Reproduce the full blog post "Cows & Cheese & Hillbillies" word for word, from its date line to its final sentence.

## Excerpted passage
####

Monday, November 08, 2010

Cows & Cheese & Hillbillies


Misery, Nana liked to quote, loves company.

We were on the road through Western Massachusetts and headed for New York. It was the height of foliage season and my grandmother was in a hurry - her only sister had been hospitalized with a heart attack and Nana was sure that without some assistance and care giving, the family would rapidly come apart at the seams. She had recruited my mother to make the trip with her and I was along for the ride but things weren't going smoothly and the two women were battling over gas prices, where to spend the night, how long they would have to stay, which exit to take, where to eat along the way. I curled up in the back seat of the Lincoln and tried to read and tune them out but soon enough - Nana had warned me about reading in a moving car, telling me it was sure to make me queasy - a wave of motion sickness struck and I settled for watching the leaves fly by and trying to sleep. I was regretting turning down her earlier offer of Dramamine but in the tradition of the women in my family was too stubborn to admit it.

####

## Information supplied

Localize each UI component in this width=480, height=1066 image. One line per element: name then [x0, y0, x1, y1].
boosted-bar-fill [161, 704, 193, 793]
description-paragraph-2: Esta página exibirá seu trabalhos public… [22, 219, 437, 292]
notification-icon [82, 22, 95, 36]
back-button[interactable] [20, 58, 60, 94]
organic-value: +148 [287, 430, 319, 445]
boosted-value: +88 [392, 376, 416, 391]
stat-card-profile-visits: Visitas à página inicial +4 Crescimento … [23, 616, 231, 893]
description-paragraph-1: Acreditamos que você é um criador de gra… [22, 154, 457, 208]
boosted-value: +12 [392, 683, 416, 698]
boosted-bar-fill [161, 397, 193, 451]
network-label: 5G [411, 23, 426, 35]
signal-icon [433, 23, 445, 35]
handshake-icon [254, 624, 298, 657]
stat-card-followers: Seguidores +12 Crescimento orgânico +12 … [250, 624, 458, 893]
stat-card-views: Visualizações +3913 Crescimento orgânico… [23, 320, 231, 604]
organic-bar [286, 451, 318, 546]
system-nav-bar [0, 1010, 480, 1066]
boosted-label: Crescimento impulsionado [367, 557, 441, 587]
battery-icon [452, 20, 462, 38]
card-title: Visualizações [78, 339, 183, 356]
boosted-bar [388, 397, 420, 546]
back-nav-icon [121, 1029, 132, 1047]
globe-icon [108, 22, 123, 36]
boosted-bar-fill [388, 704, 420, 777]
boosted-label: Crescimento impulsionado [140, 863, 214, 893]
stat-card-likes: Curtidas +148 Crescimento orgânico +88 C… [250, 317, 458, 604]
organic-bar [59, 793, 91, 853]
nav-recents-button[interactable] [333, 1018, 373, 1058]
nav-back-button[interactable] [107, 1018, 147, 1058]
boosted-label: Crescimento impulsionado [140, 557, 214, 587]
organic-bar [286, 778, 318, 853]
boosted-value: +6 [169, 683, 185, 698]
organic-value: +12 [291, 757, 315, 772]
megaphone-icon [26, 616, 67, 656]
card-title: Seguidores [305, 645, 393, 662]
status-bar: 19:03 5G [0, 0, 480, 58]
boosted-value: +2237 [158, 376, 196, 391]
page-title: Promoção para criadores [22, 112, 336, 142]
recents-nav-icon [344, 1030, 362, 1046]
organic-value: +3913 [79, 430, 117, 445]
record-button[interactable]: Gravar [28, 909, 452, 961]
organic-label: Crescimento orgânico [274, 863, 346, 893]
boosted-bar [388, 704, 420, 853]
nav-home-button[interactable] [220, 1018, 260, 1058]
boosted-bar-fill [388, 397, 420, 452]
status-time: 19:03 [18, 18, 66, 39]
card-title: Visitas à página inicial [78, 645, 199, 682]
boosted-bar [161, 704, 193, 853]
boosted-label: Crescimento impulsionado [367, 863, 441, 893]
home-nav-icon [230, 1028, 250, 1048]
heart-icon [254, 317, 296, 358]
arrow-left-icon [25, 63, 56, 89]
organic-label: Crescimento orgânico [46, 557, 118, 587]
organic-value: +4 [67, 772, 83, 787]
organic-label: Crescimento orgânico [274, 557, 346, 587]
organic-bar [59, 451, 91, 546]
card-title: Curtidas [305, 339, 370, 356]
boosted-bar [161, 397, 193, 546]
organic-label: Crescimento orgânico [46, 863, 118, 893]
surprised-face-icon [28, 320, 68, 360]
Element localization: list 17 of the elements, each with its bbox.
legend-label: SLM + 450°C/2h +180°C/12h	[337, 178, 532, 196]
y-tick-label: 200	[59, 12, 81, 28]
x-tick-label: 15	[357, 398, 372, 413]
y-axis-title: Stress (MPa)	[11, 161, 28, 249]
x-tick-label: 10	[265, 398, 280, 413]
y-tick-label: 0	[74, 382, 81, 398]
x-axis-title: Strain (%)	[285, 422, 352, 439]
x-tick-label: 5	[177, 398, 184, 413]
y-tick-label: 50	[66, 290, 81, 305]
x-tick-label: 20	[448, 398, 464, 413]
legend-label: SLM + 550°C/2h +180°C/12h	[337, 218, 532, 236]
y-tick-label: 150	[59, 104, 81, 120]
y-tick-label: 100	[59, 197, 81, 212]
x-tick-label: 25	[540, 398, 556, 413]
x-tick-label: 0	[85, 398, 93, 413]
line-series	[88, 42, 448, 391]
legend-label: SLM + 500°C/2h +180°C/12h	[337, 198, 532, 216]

####

## Written answer
Monday, November 08, 2010

Cows & Cheese & Hillbillies


Misery, Nana liked to quote, loves company.

We were on the road through Western Massachusetts and headed for New York. It was the height of foliage season and my grandmother was in a hurry - her only sister had been hospitalized with a heart attack and Nana was sure that without some assistance and care giving, the family would rapidly come apart at the seams. She had recruited my mother to make the trip with her and I was along for the ride but things weren't going smoothly and the two women were battling over gas prices, where to spend the night, how long they would have to stay, which exit to take, where to eat along the way. I curled up in the back seat of the Lincoln and tried to read and tune them out but soon enough - Nana had warned me about reading in a moving car, telling me it was sure to make me queasy - a wave of motion sickness struck and I settled for watching the leaves fly by and trying to sleep. I was regretting turning down her earlier offer of Dramamine but in the tradition of the women in my family was too stubborn to admit it.